◆ **Instructions for the task**: Narrow the data below down to the lines containing "start".

◆ **Dataset rows**:
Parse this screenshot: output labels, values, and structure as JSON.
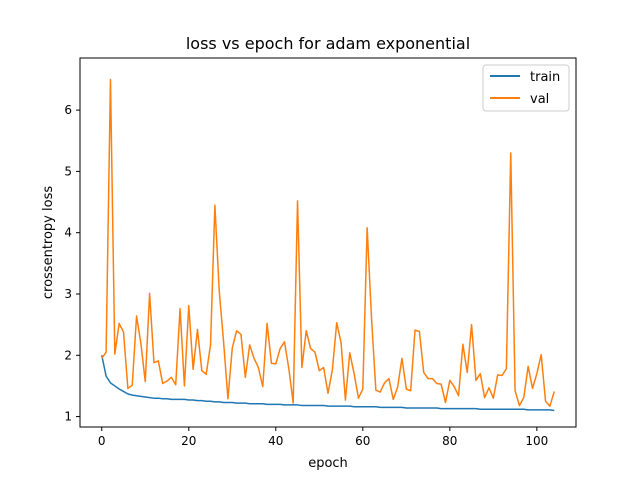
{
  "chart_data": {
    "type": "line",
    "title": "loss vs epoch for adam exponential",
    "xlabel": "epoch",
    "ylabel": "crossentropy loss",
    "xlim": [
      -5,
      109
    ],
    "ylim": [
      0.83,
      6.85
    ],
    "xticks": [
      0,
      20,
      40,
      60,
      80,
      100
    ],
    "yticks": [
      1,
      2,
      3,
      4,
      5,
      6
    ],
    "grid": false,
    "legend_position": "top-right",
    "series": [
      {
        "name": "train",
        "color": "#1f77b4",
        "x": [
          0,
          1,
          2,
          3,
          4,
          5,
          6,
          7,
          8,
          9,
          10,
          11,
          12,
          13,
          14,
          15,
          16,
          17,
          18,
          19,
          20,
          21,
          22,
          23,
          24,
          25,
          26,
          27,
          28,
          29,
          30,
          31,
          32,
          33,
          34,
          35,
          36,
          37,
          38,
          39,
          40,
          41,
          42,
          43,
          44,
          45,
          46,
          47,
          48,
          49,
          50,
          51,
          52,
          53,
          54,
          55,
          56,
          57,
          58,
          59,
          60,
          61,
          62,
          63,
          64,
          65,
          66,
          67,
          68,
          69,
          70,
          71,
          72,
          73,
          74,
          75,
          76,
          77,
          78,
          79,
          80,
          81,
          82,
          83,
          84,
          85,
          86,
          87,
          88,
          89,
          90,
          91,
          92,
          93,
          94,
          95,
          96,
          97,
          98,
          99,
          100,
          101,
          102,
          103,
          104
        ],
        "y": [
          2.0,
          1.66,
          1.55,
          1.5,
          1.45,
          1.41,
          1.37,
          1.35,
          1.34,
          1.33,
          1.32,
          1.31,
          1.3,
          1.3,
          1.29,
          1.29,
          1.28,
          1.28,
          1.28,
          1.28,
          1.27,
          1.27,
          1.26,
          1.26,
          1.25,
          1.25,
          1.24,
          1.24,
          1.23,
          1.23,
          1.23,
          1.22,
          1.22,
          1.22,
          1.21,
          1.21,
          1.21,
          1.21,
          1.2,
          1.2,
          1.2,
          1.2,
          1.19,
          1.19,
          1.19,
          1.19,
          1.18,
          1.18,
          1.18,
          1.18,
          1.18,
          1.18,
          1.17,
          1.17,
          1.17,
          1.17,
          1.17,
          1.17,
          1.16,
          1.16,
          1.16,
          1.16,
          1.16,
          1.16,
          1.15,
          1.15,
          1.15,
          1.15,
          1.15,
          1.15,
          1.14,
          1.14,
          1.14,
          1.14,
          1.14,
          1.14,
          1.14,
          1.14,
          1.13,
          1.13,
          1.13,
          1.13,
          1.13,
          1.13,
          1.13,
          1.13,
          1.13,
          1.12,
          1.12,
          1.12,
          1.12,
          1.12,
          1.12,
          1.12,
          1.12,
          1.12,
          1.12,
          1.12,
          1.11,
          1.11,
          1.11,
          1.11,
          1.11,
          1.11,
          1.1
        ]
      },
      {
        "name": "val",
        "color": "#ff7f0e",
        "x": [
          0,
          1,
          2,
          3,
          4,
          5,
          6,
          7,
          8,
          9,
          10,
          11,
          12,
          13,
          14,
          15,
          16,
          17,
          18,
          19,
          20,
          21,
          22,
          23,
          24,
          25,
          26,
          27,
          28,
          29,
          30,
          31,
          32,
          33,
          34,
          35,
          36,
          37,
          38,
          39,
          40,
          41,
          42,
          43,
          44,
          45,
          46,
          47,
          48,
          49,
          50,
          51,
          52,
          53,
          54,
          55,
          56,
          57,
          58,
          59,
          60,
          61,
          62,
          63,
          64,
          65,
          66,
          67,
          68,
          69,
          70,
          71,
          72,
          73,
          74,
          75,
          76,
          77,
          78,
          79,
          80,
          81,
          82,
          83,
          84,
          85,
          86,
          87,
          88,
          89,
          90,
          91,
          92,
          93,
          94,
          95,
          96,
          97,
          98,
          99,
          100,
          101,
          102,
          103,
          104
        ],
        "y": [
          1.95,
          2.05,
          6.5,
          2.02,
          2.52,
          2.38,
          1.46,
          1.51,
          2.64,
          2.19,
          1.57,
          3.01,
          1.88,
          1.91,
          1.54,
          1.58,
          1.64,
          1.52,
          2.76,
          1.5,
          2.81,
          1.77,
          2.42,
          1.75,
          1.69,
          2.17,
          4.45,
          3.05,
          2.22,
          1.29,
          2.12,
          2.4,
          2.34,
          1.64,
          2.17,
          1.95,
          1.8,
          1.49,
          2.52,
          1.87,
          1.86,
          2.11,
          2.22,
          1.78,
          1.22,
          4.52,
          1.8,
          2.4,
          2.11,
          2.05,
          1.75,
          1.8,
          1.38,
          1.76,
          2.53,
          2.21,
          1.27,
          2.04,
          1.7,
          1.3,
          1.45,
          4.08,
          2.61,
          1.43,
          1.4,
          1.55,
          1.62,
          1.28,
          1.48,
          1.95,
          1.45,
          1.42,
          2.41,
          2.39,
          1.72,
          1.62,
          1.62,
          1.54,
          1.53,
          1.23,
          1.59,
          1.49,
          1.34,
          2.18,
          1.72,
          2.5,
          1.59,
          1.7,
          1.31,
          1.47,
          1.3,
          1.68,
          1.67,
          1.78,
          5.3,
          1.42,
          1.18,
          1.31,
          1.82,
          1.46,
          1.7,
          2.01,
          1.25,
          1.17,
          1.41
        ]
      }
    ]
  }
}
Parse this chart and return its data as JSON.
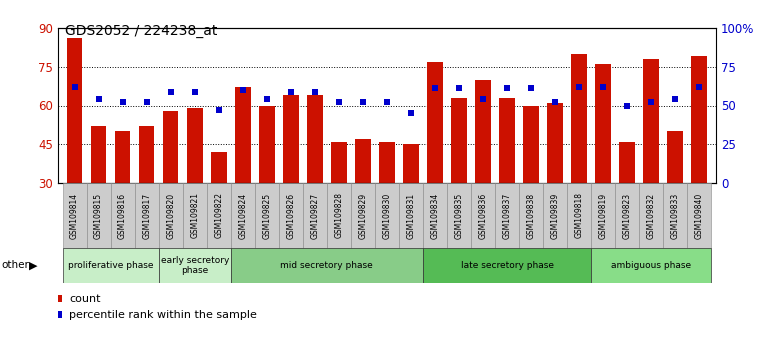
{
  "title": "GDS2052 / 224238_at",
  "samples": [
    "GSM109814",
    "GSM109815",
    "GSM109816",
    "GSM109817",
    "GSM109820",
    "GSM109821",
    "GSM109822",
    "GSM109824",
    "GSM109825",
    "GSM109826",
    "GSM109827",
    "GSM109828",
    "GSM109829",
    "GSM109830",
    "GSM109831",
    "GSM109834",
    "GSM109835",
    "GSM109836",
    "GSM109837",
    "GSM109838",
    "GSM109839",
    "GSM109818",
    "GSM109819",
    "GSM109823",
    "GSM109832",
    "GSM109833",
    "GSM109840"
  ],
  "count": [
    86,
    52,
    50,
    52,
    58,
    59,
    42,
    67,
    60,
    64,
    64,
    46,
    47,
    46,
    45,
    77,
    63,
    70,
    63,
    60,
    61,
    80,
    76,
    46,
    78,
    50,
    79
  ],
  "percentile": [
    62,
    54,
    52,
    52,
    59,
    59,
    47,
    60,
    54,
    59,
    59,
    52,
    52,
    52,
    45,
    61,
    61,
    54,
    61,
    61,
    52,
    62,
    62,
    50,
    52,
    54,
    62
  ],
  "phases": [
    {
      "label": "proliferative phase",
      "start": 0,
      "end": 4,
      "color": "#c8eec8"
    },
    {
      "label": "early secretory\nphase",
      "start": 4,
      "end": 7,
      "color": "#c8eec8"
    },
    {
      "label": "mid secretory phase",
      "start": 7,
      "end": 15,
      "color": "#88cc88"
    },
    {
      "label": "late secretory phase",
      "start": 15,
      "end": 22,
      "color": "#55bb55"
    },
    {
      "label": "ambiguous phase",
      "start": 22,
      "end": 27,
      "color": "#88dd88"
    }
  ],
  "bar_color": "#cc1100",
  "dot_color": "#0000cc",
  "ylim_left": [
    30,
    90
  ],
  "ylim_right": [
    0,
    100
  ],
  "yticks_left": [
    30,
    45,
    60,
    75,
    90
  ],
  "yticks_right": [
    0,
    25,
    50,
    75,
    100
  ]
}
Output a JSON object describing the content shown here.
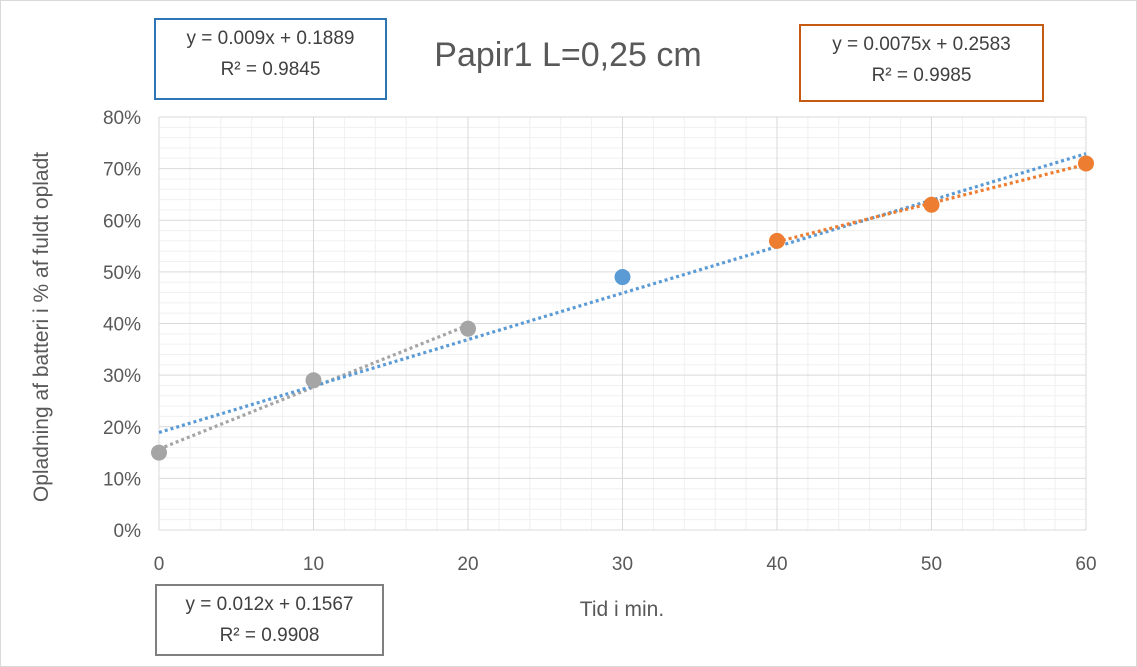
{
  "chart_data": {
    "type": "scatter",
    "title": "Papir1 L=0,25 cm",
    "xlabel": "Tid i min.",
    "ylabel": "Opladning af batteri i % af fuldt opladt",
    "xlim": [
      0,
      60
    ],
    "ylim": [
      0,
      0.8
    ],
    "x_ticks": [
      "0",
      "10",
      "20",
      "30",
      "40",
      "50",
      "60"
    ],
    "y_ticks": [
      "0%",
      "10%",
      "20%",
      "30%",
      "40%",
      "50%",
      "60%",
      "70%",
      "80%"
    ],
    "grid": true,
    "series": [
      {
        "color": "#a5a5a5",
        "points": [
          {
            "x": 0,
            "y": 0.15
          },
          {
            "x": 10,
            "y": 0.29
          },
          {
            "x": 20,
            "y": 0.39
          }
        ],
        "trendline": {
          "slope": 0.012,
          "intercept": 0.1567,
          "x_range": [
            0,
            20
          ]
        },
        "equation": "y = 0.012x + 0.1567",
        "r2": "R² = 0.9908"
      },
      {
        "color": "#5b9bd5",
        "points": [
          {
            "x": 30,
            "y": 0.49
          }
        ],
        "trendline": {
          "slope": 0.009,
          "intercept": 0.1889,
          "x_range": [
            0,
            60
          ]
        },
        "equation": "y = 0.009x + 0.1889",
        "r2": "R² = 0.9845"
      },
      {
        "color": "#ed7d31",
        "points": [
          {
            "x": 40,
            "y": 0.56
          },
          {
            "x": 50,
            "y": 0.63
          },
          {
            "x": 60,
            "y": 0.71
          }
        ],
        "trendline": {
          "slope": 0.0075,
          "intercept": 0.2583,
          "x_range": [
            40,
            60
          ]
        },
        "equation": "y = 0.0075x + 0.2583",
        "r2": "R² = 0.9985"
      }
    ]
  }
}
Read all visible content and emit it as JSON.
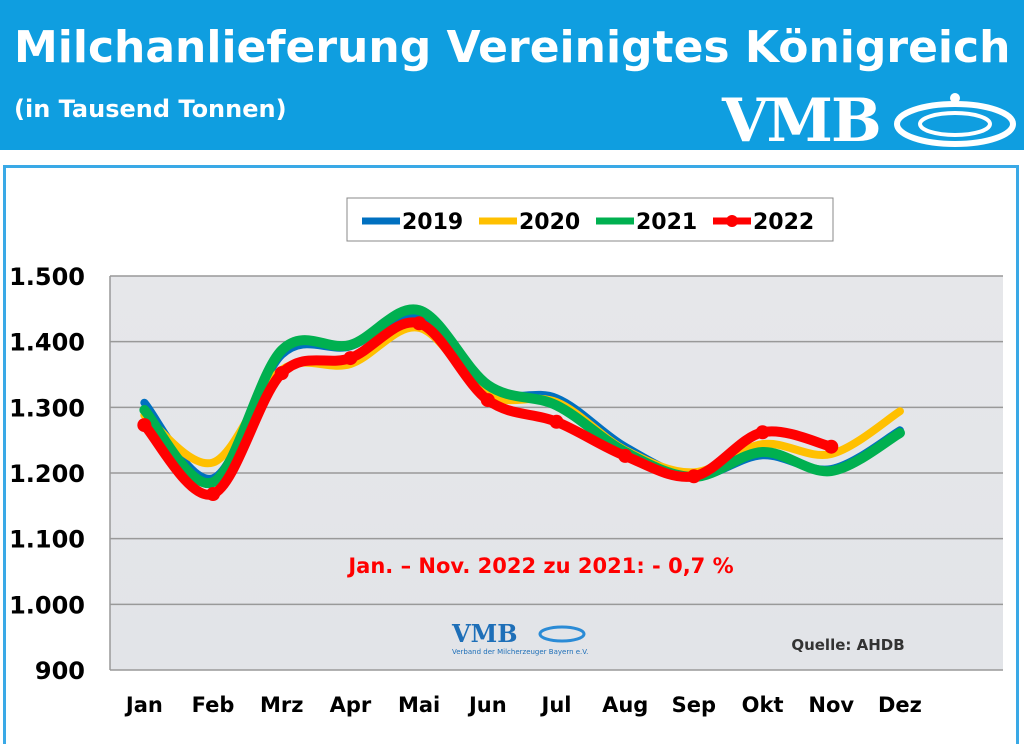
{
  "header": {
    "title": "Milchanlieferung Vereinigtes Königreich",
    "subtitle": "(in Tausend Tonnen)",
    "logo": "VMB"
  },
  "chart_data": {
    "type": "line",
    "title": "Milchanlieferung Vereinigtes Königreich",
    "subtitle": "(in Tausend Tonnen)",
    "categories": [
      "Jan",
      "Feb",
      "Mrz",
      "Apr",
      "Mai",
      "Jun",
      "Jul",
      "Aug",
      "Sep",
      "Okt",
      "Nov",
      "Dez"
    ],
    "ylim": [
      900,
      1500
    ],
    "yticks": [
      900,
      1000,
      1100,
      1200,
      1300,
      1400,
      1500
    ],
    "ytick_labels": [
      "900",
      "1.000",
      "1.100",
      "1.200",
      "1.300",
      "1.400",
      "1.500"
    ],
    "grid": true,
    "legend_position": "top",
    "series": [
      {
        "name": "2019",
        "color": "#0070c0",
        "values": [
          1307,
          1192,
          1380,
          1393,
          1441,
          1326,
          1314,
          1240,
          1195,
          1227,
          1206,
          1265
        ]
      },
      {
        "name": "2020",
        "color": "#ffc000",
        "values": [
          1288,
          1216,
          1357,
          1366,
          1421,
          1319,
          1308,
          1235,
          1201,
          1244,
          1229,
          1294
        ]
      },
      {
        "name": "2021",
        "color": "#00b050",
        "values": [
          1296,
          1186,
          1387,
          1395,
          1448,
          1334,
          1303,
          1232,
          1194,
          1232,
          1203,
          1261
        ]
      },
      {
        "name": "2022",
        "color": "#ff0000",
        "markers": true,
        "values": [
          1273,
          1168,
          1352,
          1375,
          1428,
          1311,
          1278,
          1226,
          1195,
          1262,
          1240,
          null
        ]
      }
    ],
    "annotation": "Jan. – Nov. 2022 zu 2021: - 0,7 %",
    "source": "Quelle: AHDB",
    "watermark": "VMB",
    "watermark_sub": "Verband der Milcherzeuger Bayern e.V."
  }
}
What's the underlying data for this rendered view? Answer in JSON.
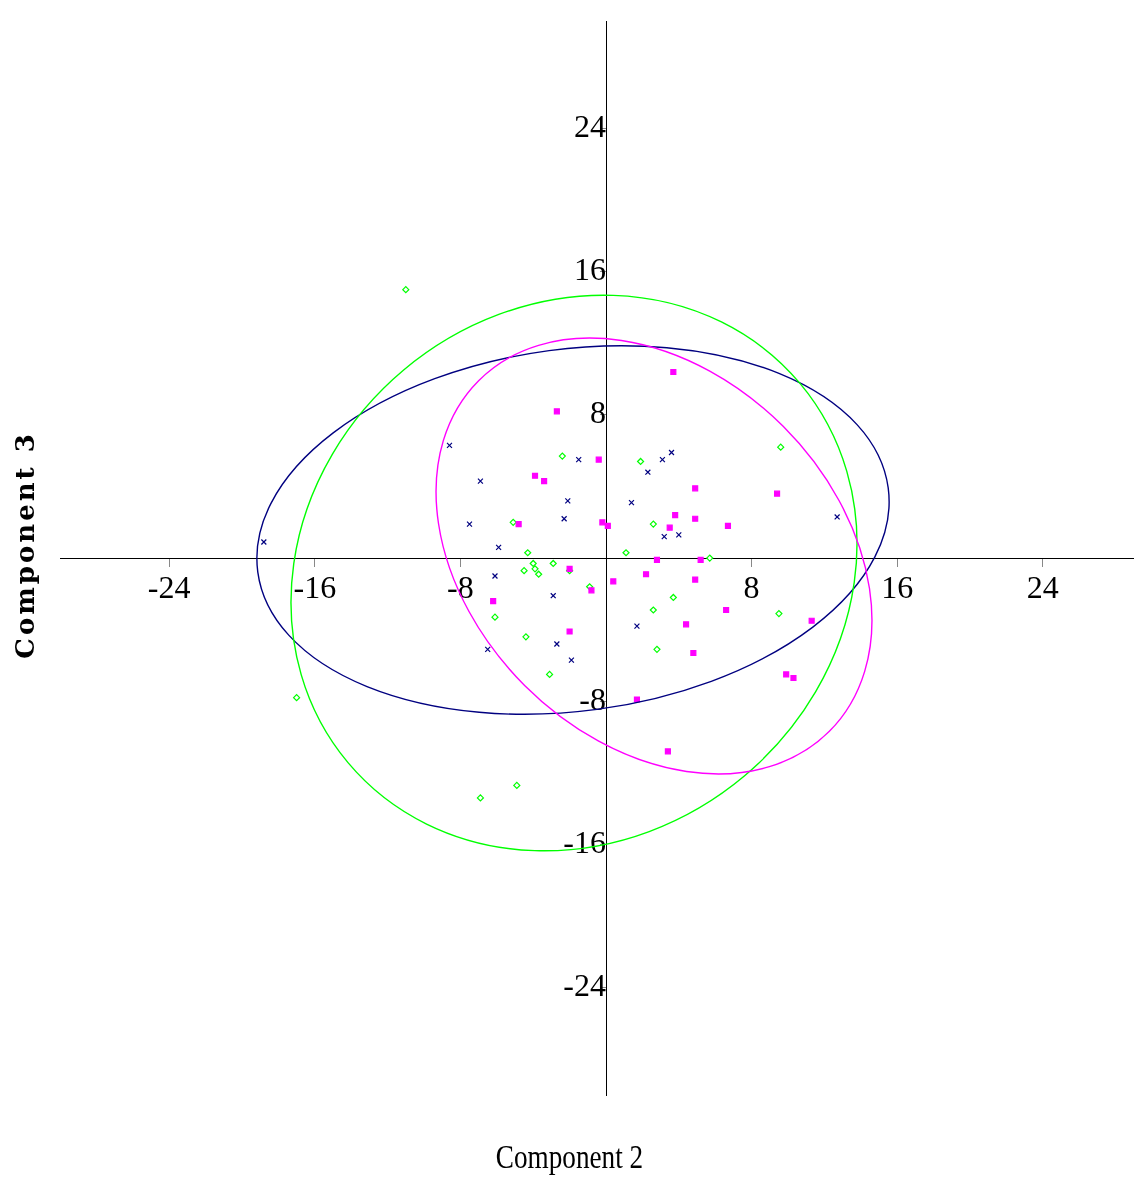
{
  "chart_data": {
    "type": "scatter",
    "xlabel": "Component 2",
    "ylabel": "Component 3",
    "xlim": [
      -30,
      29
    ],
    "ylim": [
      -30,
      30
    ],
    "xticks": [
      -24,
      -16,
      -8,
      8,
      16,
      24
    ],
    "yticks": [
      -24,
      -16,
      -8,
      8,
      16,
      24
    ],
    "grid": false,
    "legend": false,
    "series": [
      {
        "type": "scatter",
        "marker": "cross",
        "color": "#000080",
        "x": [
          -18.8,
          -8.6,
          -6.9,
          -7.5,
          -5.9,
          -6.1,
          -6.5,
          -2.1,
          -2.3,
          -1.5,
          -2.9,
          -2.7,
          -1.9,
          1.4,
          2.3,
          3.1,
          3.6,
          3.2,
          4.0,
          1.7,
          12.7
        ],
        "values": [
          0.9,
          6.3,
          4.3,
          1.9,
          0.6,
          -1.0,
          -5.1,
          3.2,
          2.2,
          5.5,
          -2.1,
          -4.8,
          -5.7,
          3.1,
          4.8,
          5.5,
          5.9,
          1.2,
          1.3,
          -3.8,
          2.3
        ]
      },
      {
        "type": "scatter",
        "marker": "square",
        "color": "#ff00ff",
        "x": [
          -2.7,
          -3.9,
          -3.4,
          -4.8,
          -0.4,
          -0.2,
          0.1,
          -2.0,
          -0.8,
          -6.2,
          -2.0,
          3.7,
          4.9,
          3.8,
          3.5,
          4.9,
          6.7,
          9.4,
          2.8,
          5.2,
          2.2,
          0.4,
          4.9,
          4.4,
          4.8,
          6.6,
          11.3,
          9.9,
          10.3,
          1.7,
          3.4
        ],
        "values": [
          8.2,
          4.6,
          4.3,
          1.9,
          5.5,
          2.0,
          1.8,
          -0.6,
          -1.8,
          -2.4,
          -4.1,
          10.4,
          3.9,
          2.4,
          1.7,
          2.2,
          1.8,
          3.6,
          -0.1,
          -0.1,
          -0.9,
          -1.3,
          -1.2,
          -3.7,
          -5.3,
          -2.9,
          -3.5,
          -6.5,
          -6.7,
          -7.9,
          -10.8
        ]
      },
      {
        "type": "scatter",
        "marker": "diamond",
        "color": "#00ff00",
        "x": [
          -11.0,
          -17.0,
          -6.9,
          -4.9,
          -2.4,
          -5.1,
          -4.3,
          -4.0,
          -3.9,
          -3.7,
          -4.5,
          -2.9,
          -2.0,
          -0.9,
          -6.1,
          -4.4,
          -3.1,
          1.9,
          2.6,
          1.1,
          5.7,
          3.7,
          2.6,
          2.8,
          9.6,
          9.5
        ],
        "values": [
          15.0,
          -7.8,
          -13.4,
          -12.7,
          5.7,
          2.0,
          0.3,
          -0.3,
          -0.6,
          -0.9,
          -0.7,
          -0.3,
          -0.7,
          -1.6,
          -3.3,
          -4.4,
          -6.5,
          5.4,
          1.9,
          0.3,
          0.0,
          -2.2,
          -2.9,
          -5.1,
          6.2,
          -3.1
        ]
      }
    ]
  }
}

◆ **Reply**:
      "start": 0,
      "start": 4,
      "start": 7,
      "start": 15,
      "start": 22,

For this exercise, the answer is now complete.